SET EXERCISE -> Change "chat-icon" to "message-icon" in everything from the start of the data down to the line containing "teacher-name-value: 222 <box>1159", both ends included. Keep everything else as it is.

(Recorded data)

-*-

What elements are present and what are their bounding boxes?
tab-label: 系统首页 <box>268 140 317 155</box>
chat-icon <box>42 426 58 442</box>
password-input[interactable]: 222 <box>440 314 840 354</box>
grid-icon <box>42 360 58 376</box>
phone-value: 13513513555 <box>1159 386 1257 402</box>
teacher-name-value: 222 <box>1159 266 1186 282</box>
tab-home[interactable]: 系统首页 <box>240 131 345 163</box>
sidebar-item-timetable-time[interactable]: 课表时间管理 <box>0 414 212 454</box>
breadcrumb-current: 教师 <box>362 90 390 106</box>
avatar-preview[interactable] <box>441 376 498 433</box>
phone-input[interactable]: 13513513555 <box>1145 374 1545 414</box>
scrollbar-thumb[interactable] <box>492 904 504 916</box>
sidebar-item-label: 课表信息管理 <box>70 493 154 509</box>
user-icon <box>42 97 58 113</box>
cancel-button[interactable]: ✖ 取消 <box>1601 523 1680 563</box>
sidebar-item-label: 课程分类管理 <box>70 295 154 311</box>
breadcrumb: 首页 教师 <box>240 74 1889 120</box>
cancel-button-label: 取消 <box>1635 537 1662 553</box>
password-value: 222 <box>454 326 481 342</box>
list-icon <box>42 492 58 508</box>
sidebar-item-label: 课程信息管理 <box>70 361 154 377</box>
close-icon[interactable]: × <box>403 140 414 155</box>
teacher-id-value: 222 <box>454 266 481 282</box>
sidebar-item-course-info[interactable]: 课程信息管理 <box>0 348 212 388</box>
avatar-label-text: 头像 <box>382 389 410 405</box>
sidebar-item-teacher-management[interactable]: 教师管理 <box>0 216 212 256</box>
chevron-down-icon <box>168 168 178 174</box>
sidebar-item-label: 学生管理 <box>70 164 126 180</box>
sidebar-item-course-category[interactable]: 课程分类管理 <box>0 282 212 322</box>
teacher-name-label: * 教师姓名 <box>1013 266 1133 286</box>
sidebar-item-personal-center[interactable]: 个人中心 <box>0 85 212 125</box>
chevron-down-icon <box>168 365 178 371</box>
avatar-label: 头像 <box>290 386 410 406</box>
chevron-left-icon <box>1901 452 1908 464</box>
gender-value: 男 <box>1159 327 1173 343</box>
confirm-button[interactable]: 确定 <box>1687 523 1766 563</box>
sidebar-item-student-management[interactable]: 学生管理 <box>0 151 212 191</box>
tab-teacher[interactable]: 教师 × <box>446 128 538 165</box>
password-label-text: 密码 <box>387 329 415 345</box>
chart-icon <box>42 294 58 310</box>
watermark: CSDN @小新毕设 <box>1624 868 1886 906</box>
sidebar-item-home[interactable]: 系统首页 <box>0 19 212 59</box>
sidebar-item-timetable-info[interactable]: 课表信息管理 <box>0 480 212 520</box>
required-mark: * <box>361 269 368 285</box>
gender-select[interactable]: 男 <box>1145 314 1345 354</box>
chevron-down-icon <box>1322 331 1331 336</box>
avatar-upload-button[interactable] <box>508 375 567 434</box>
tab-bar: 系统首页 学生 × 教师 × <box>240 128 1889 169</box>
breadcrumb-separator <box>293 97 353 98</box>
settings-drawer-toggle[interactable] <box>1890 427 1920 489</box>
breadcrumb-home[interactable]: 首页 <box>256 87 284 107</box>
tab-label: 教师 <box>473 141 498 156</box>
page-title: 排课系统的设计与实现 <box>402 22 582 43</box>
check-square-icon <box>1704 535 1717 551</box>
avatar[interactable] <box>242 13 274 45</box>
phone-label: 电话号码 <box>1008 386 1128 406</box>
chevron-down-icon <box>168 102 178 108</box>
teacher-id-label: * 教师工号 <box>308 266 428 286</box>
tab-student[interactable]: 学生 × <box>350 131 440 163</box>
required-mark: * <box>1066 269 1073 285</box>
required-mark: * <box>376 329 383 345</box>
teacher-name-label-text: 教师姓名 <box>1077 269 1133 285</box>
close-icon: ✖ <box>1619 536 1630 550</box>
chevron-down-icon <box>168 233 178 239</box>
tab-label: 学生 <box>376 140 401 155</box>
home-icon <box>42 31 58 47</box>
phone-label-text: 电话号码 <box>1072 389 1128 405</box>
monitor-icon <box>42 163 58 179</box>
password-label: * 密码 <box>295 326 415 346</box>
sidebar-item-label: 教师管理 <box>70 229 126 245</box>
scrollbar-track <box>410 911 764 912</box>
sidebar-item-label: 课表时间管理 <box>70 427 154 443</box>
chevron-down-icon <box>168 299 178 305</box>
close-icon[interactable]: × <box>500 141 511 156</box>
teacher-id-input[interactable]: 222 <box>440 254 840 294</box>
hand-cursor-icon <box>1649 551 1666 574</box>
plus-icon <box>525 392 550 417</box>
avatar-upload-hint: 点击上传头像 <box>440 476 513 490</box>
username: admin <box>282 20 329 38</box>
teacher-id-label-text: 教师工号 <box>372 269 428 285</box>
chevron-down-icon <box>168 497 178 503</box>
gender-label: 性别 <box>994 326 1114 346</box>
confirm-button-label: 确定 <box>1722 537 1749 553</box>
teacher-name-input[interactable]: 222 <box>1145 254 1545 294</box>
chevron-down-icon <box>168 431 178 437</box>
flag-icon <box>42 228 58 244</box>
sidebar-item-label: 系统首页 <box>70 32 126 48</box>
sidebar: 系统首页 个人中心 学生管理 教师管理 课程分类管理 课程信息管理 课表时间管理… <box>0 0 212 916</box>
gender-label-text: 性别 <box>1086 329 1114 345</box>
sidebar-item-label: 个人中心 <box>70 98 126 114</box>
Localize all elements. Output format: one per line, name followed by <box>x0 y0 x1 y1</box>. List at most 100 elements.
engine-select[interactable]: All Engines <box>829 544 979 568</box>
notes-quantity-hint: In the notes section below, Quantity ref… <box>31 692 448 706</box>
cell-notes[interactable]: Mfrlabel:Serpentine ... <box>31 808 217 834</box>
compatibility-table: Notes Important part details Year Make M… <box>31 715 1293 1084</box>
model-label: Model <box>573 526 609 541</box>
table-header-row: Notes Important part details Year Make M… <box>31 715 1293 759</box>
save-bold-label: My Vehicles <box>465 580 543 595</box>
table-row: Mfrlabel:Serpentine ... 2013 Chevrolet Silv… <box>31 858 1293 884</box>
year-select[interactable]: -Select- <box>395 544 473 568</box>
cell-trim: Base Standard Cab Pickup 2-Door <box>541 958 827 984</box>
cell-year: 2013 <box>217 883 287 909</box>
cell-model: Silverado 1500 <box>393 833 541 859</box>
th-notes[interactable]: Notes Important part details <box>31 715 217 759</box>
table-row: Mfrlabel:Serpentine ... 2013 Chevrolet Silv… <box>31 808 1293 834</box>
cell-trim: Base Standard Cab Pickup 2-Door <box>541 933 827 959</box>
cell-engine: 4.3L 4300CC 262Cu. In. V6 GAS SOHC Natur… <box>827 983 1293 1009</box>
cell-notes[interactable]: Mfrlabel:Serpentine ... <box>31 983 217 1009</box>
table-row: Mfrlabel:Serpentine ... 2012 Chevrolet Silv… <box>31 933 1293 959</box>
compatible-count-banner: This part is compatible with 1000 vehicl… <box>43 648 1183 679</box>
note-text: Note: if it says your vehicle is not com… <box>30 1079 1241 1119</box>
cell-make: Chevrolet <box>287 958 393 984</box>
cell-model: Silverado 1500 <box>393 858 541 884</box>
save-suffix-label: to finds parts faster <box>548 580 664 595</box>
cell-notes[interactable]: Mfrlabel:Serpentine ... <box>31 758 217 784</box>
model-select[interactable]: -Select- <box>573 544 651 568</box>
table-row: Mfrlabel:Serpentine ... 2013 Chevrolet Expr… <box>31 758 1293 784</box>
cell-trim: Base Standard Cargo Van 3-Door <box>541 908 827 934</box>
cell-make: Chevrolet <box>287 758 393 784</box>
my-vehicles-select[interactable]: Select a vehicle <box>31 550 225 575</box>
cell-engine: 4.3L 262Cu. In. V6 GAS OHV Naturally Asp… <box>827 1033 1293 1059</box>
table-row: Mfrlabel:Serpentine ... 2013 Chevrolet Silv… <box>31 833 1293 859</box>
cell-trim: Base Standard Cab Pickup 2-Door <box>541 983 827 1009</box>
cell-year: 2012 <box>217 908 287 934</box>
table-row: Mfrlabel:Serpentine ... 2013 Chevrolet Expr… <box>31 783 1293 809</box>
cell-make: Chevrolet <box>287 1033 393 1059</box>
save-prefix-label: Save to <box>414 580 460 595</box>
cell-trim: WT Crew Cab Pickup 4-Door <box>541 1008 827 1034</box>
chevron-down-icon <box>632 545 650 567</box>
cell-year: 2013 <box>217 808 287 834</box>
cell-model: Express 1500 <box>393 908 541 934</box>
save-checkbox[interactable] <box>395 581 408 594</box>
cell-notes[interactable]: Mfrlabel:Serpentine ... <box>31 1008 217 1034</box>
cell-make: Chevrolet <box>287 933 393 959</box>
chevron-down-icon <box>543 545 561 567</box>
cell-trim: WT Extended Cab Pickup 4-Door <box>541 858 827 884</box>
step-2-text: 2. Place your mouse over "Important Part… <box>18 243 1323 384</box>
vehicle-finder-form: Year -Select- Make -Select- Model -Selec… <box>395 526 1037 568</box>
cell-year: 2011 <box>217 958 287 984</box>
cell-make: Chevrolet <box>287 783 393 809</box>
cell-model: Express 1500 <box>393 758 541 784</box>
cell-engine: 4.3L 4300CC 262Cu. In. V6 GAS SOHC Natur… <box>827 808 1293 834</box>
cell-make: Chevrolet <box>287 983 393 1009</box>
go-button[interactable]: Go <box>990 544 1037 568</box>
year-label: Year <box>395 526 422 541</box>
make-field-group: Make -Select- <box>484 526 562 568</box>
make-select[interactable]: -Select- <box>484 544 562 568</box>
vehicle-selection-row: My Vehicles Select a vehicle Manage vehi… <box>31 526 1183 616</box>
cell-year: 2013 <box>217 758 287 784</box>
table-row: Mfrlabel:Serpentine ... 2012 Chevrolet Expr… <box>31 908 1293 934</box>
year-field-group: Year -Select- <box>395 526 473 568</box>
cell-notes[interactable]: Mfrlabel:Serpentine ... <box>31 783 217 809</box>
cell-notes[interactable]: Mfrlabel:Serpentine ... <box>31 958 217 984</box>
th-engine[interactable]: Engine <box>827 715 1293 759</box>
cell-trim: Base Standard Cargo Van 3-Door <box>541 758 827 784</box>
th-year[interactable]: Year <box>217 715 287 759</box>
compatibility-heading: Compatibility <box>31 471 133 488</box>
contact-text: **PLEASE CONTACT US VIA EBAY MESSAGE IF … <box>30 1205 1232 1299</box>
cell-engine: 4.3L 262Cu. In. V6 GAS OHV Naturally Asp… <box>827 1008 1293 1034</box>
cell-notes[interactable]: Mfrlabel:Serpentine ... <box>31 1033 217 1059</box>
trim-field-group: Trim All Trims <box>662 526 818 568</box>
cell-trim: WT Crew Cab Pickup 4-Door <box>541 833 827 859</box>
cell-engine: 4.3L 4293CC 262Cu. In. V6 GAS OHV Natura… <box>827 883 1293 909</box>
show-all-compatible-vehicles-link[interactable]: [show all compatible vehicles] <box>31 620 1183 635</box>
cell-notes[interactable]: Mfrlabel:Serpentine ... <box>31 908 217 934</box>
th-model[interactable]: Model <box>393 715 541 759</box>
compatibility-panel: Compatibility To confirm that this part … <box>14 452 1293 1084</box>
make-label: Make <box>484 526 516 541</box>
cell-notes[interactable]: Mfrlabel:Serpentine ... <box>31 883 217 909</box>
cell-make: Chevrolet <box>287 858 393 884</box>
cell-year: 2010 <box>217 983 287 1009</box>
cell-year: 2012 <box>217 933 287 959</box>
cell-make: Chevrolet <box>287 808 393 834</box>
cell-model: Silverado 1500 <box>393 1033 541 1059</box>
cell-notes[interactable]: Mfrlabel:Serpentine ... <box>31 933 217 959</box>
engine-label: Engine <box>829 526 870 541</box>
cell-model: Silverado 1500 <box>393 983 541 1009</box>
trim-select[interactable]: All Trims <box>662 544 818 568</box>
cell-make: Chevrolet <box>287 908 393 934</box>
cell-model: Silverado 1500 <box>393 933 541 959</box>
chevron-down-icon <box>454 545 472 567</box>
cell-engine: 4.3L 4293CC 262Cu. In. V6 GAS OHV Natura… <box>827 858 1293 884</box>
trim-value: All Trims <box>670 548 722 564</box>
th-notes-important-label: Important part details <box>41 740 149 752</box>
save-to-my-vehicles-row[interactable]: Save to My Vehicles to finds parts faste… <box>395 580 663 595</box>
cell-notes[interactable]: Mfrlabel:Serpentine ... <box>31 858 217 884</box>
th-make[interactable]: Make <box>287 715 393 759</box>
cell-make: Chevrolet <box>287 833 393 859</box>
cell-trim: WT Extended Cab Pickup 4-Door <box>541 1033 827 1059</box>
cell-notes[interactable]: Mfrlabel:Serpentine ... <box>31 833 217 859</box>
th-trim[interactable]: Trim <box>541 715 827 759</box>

-*-

SOLUTION ->
What elements are present and what are their bounding boxes?
tab-label: 系统首页 <box>268 140 317 155</box>
message-icon <box>42 426 58 442</box>
password-input[interactable]: 222 <box>440 314 840 354</box>
grid-icon <box>42 360 58 376</box>
phone-value: 13513513555 <box>1159 386 1257 402</box>
teacher-name-value: 222 <box>1159 266 1186 282</box>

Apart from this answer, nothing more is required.